Given data —
——

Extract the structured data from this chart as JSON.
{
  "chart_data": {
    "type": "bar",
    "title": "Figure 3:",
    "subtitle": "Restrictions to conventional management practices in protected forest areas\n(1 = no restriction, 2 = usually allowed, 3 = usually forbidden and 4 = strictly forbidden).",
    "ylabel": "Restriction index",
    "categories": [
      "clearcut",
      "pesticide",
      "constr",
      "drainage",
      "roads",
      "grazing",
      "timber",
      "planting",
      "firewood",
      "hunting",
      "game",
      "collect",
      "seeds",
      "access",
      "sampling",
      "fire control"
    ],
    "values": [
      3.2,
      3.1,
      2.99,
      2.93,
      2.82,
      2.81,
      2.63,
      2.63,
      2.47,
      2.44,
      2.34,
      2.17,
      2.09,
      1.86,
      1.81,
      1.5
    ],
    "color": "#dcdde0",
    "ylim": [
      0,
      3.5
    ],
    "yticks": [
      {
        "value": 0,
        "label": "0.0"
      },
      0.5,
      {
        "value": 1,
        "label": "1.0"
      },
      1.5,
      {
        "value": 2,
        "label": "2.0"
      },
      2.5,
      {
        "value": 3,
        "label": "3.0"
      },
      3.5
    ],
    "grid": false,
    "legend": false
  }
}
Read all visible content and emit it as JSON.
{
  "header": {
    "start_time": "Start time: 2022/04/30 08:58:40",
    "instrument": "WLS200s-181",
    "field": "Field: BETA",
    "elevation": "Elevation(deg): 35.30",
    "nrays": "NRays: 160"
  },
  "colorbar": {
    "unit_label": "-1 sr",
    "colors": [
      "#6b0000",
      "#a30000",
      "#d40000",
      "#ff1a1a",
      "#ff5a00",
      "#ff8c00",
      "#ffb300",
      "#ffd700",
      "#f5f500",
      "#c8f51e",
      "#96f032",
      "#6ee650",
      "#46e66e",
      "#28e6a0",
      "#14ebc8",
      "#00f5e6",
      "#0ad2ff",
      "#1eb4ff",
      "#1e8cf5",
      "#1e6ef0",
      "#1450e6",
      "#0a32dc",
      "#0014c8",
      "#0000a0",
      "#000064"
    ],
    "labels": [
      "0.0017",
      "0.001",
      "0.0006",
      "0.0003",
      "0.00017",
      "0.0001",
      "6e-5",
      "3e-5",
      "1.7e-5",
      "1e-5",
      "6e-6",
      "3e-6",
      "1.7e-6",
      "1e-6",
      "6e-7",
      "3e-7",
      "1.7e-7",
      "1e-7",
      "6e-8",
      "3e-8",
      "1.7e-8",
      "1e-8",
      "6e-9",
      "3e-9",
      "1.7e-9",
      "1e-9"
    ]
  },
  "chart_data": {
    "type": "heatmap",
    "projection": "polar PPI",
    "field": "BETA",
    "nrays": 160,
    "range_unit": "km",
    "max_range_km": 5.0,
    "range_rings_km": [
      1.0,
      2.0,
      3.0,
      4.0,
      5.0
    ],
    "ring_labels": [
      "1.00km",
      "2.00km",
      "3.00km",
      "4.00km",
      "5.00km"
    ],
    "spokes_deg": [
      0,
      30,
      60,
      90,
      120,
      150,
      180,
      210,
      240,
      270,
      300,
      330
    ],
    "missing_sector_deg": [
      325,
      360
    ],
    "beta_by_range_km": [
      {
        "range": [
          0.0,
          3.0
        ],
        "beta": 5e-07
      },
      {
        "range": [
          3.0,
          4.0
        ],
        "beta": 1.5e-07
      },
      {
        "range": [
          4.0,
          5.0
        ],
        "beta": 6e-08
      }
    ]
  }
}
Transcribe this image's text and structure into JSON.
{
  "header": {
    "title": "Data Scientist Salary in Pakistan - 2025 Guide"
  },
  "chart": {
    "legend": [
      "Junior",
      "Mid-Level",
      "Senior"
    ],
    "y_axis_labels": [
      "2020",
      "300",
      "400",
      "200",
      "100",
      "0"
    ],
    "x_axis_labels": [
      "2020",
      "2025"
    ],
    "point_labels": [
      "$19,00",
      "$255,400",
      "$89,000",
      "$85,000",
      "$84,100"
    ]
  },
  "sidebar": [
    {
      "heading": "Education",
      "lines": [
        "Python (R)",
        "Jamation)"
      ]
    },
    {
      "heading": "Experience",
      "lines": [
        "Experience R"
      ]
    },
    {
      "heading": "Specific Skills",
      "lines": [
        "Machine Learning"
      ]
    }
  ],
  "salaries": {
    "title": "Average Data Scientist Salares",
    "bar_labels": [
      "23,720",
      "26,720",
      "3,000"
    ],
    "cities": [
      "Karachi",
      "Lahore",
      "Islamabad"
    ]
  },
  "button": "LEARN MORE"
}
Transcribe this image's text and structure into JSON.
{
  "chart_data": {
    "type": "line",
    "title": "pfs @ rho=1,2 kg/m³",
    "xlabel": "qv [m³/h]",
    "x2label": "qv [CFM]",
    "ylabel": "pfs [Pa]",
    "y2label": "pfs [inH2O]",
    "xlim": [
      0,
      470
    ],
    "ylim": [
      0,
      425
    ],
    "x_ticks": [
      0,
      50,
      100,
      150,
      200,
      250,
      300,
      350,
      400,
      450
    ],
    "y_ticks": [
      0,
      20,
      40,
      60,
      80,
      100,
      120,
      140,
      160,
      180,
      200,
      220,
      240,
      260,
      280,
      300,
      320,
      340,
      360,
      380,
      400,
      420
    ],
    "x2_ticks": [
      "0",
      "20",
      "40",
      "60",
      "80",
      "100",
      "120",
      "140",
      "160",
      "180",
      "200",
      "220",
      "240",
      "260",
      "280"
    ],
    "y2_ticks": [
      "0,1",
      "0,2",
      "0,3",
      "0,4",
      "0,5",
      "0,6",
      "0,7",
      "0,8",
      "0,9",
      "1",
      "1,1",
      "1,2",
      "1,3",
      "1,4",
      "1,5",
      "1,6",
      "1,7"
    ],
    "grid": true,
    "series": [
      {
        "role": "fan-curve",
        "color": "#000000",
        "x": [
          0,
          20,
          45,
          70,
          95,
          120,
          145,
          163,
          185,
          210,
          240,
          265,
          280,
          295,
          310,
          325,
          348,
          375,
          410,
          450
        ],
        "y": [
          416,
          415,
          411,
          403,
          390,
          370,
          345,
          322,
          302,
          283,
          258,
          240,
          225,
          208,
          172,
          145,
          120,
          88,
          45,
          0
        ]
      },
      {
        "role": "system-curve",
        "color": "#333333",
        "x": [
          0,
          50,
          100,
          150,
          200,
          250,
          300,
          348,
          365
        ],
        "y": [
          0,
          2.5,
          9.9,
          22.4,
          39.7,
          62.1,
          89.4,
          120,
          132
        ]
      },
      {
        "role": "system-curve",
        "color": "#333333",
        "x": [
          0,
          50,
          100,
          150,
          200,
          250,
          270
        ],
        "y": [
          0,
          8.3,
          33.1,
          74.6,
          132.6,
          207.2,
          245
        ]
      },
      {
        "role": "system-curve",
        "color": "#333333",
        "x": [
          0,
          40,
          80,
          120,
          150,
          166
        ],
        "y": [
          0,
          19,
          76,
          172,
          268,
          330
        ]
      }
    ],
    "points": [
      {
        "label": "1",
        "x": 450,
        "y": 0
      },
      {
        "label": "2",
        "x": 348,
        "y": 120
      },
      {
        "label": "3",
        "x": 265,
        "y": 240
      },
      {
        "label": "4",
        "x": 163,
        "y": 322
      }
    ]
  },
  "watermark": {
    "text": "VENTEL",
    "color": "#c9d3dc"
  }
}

——

Task instructions — Print out all the entries precisely as written.

Full solution —
Extract the structured data from this chart as JSON.
{
  "chart_data": {
    "type": "bar",
    "title": "Figure 3:",
    "subtitle": "Restrictions to conventional management practices in protected forest areas\n(1 = no restriction, 2 = usually allowed, 3 = usually forbidden and 4 = strictly forbidden).",
    "ylabel": "Restriction index",
    "categories": [
      "clearcut",
      "pesticide",
      "constr",
      "drainage",
      "roads",
      "grazing",
      "timber",
      "planting",
      "firewood",
      "hunting",
      "game",
      "collect",
      "seeds",
      "access",
      "sampling",
      "fire control"
    ],
    "values": [
      3.2,
      3.1,
      2.99,
      2.93,
      2.82,
      2.81,
      2.63,
      2.63,
      2.47,
      2.44,
      2.34,
      2.17,
      2.09,
      1.86,
      1.81,
      1.5
    ],
    "color": "#dcdde0",
    "ylim": [
      0,
      3.5
    ],
    "yticks": [
      {
        "value": 0,
        "label": "0.0"
      },
      0.5,
      {
        "value": 1,
        "label": "1.0"
      },
      1.5,
      {
        "value": 2,
        "label": "2.0"
      },
      2.5,
      {
        "value": 3,
        "label": "3.0"
      },
      3.5
    ],
    "grid": false,
    "legend": false
  }
}
Read all visible content and emit it as JSON.
{
  "header": {
    "start_time": "Start time: 2022/04/30 08:58:40",
    "instrument": "WLS200s-181",
    "field": "Field: BETA",
    "elevation": "Elevation(deg): 35.30",
    "nrays": "NRays: 160"
  },
  "colorbar": {
    "unit_label": "-1 sr",
    "colors": [
      "#6b0000",
      "#a30000",
      "#d40000",
      "#ff1a1a",
      "#ff5a00",
      "#ff8c00",
      "#ffb300",
      "#ffd700",
      "#f5f500",
      "#c8f51e",
      "#96f032",
      "#6ee650",
      "#46e66e",
      "#28e6a0",
      "#14ebc8",
      "#00f5e6",
      "#0ad2ff",
      "#1eb4ff",
      "#1e8cf5",
      "#1e6ef0",
      "#1450e6",
      "#0a32dc",
      "#0014c8",
      "#0000a0",
      "#000064"
    ],
    "labels": [
      "0.0017",
      "0.001",
      "0.0006",
      "0.0003",
      "0.00017",
      "0.0001",
      "6e-5",
      "3e-5",
      "1.7e-5",
      "1e-5",
      "6e-6",
      "3e-6",
      "1.7e-6",
      "1e-6",
      "6e-7",
      "3e-7",
      "1.7e-7",
      "1e-7",
      "6e-8",
      "3e-8",
      "1.7e-8",
      "1e-8",
      "6e-9",
      "3e-9",
      "1.7e-9",
      "1e-9"
    ]
  },
  "chart_data": {
    "type": "heatmap",
    "projection": "polar PPI",
    "field": "BETA",
    "nrays": 160,
    "range_unit": "km",
    "max_range_km": 5.0,
    "range_rings_km": [
      1.0,
      2.0,
      3.0,
      4.0,
      5.0
    ],
    "ring_labels": [
      "1.00km",
      "2.00km",
      "3.00km",
      "4.00km",
      "5.00km"
    ],
    "spokes_deg": [
      0,
      30,
      60,
      90,
      120,
      150,
      180,
      210,
      240,
      270,
      300,
      330
    ],
    "missing_sector_deg": [
      325,
      360
    ],
    "beta_by_range_km": [
      {
        "range": [
          0.0,
          3.0
        ],
        "beta": 5e-07
      },
      {
        "range": [
          3.0,
          4.0
        ],
        "beta": 1.5e-07
      },
      {
        "range": [
          4.0,
          5.0
        ],
        "beta": 6e-08
      }
    ]
  }
}
Transcribe this image's text and structure into JSON.
{
  "header": {
    "title": "Data Scientist Salary in Pakistan - 2025 Guide"
  },
  "chart": {
    "legend": [
      "Junior",
      "Mid-Level",
      "Senior"
    ],
    "y_axis_labels": [
      "2020",
      "300",
      "400",
      "200",
      "100",
      "0"
    ],
    "x_axis_labels": [
      "2020",
      "2025"
    ],
    "point_labels": [
      "$19,00",
      "$255,400",
      "$89,000",
      "$85,000",
      "$84,100"
    ]
  },
  "sidebar": [
    {
      "heading": "Education",
      "lines": [
        "Python (R)",
        "Jamation)"
      ]
    },
    {
      "heading": "Experience",
      "lines": [
        "Experience R"
      ]
    },
    {
      "heading": "Specific Skills",
      "lines": [
        "Machine Learning"
      ]
    }
  ],
  "salaries": {
    "title": "Average Data Scientist Salares",
    "bar_labels": [
      "23,720",
      "26,720",
      "3,000"
    ],
    "cities": [
      "Karachi",
      "Lahore",
      "Islamabad"
    ]
  },
  "button": "LEARN MORE"
}
Transcribe this image's text and structure into JSON.
{
  "chart_data": {
    "type": "line",
    "title": "pfs @ rho=1,2 kg/m³",
    "xlabel": "qv [m³/h]",
    "x2label": "qv [CFM]",
    "ylabel": "pfs [Pa]",
    "y2label": "pfs [inH2O]",
    "xlim": [
      0,
      470
    ],
    "ylim": [
      0,
      425
    ],
    "x_ticks": [
      0,
      50,
      100,
      150,
      200,
      250,
      300,
      350,
      400,
      450
    ],
    "y_ticks": [
      0,
      20,
      40,
      60,
      80,
      100,
      120,
      140,
      160,
      180,
      200,
      220,
      240,
      260,
      280,
      300,
      320,
      340,
      360,
      380,
      400,
      420
    ],
    "x2_ticks": [
      "0",
      "20",
      "40",
      "60",
      "80",
      "100",
      "120",
      "140",
      "160",
      "180",
      "200",
      "220",
      "240",
      "260",
      "280"
    ],
    "y2_ticks": [
      "0,1",
      "0,2",
      "0,3",
      "0,4",
      "0,5",
      "0,6",
      "0,7",
      "0,8",
      "0,9",
      "1",
      "1,1",
      "1,2",
      "1,3",
      "1,4",
      "1,5",
      "1,6",
      "1,7"
    ],
    "grid": true,
    "series": [
      {
        "role": "fan-curve",
        "color": "#000000",
        "x": [
          0,
          20,
          45,
          70,
          95,
          120,
          145,
          163,
          185,
          210,
          240,
          265,
          280,
          295,
          310,
          325,
          348,
          375,
          410,
          450
        ],
        "y": [
          416,
          415,
          411,
          403,
          390,
          370,
          345,
          322,
          302,
          283,
          258,
          240,
          225,
          208,
          172,
          145,
          120,
          88,
          45,
          0
        ]
      },
      {
        "role": "system-curve",
        "color": "#333333",
        "x": [
          0,
          50,
          100,
          150,
          200,
          250,
          300,
          348,
          365
        ],
        "y": [
          0,
          2.5,
          9.9,
          22.4,
          39.7,
          62.1,
          89.4,
          120,
          132
        ]
      },
      {
        "role": "system-curve",
        "color": "#333333",
        "x": [
          0,
          50,
          100,
          150,
          200,
          250,
          270
        ],
        "y": [
          0,
          8.3,
          33.1,
          74.6,
          132.6,
          207.2,
          245
        ]
      },
      {
        "role": "system-curve",
        "color": "#333333",
        "x": [
          0,
          40,
          80,
          120,
          150,
          166
        ],
        "y": [
          0,
          19,
          76,
          172,
          268,
          330
        ]
      }
    ],
    "points": [
      {
        "label": "1",
        "x": 450,
        "y": 0
      },
      {
        "label": "2",
        "x": 348,
        "y": 120
      },
      {
        "label": "3",
        "x": 265,
        "y": 240
      },
      {
        "label": "4",
        "x": 163,
        "y": 322
      }
    ]
  },
  "watermark": {
    "text": "VENTEL",
    "color": "#c9d3dc"
  }
}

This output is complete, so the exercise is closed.